Bipartisan support for apolitical, merit appointments in NSW

By Stephen Easton

March 16, 2015

A fortnight out from the New South Wales election, Labor has promised not to purge any public service heads, and to re-examine all proposals for privatisation currently on the table, starting with the award-winning shared services provider ServiceFirst.

Opposition leader Luke Foley says if he wins on March 28, he will run an apolitical, professional public service where mandarins can give robust, impartial advice and have no concerns about their job security. The comments mean there is now bipartisan support in NSW for a return to such principles.

The then-O’Farrell government charged the NSW Public Service Commission with protecting the same principles when it was established in 2011.

Shadow minister for industrial relations, Adam Searle, suggested Labor would avoid making appointments that could be seen as “political” and said that when public servants feel their jobs are not secure, there is a tendency for them to say what they think the ministers want to hear.

“Laws and arrangements that erode security of employment in the public sector run the risk of creating an atmosphere where advice is tailored to give government the answer the public servants think the government wants,” Searle told The Mandarin. “This is bad for public administration.”

Foley pledged on Saturday to keep all current departmental heads in their jobs if elected, a promise which presumably applies to the period immediately after a change of government. He specifically ruled out axing Department of Premier and Cabinet director-general Blair Comley, who was sacked from his job as head of a federal department immediately after the Abbott government took office and hired by premier Mike Baird last September.

Foley’s comments in support of the Westminster tradition of an apolitical public service come after former South Australian departmental boss Rod Hook decried the politicisation of that state’s bureaucracy in a recent article.

Newly elected Queensland premier Annastacia Palaszczuk made a similar pledge to “return to a Westminster-style model that values and supports a permanent public service” at the same time as scrutinising the merit of appointments made by the previous government and embarking on significant machinery-of-government changes.

The NSW Labor leader says he won’t completely ring-fence the state’s bureaucracy from job cuts, and that the consumers of public services should come before the public servants. Foley said he expected to make decisions that would result in job losses in some parts of the government’s workforce and new jobs in other areas.

His cabinet colleague Peter Primrose said Labor would put current plans for privatisation on hold if elected, referring specifically to outsourcing deals currently being hammered out between the government and two IT firms. Reacting to leaked plans to restructure the state’s internal shared services agency ServiceFirst — that would reportedly result in between 10% and 80% of 300 jobs being outsourced to India — Primrose said today the government would consider all options to keep the jobs in-house.

Primrose told The Mandarin Labor was concerned that the “the privatisation push by the Baird Liberal Government might well be irreversible if it wins another term”. He said his party was not “ideologically opposed to outsourcing, nor to services staying in the public sector” but accused the Liberal Party of making decisions based on a “hatred of the public sector”.

Source data —

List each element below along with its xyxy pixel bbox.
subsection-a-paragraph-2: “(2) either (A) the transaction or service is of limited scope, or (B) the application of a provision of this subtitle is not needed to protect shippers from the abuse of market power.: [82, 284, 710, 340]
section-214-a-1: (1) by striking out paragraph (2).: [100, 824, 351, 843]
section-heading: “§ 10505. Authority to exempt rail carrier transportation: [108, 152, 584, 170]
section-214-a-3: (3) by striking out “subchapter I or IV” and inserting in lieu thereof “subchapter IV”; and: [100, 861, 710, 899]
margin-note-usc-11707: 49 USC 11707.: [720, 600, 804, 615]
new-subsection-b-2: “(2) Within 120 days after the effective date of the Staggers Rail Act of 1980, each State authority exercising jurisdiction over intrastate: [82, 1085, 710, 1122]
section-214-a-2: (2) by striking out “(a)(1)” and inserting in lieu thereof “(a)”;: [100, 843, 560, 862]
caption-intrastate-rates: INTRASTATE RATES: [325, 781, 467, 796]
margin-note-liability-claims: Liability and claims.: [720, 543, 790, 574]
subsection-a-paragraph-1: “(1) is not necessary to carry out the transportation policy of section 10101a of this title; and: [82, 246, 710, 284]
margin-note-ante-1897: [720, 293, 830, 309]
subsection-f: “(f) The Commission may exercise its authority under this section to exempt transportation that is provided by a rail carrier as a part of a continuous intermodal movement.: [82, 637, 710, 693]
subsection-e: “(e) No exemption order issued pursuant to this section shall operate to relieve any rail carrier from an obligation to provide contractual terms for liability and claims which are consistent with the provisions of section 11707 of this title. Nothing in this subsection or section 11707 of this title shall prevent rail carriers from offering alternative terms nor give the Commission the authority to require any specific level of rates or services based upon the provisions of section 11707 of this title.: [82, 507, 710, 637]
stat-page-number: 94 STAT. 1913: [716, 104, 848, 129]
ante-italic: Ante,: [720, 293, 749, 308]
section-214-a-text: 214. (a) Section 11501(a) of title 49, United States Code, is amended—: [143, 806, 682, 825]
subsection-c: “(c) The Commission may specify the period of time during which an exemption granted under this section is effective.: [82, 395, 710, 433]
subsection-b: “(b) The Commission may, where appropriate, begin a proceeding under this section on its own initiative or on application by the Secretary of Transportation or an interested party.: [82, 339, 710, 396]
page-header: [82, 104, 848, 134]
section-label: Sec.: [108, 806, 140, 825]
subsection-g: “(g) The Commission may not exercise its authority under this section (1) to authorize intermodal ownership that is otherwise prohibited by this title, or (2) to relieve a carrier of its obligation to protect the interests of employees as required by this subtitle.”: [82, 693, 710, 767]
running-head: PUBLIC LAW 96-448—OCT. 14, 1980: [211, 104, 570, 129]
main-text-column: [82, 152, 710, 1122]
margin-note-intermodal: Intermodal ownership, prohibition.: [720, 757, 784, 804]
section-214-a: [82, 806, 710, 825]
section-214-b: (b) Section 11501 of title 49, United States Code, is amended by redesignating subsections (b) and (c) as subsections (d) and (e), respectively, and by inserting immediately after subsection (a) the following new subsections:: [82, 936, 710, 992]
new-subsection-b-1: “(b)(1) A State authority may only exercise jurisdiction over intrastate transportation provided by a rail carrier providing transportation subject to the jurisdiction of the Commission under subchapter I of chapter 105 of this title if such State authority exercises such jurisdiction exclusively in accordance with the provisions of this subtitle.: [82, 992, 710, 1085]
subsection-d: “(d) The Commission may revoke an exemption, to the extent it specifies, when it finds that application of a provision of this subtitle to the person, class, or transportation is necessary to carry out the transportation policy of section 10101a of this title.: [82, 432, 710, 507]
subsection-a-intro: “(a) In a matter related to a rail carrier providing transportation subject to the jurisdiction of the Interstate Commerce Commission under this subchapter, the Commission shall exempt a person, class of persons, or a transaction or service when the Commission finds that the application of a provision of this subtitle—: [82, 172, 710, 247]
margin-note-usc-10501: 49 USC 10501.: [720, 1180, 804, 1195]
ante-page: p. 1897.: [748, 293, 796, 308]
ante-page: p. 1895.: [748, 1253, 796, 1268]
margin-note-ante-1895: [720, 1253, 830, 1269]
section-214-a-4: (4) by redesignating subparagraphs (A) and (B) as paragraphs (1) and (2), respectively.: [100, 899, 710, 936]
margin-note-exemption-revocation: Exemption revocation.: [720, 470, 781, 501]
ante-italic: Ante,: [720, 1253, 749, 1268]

Task objective —
Copy out the passage of the article on NSW public service appointments starting with "Bipartisan support for" and going on through "established in 2011.".

The completed task —
Bipartisan support for apolitical, merit appointments in NSW

By Stephen Easton

March 16, 2015

A fortnight out from the New South Wales election, Labor has promised not to purge any public service heads, and to re-examine all proposals for privatisation currently on the table, starting with the award-winning shared services provider ServiceFirst.

Opposition leader Luke Foley says if he wins on March 28, he will run an apolitical, professional public service where mandarins can give robust, impartial advice and have no concerns about their job security. The comments mean there is now bipartisan support in NSW for a return to such principles.

The then-O’Farrell government charged the NSW Public Service Commission with protecting the same principles when it was established in 2011.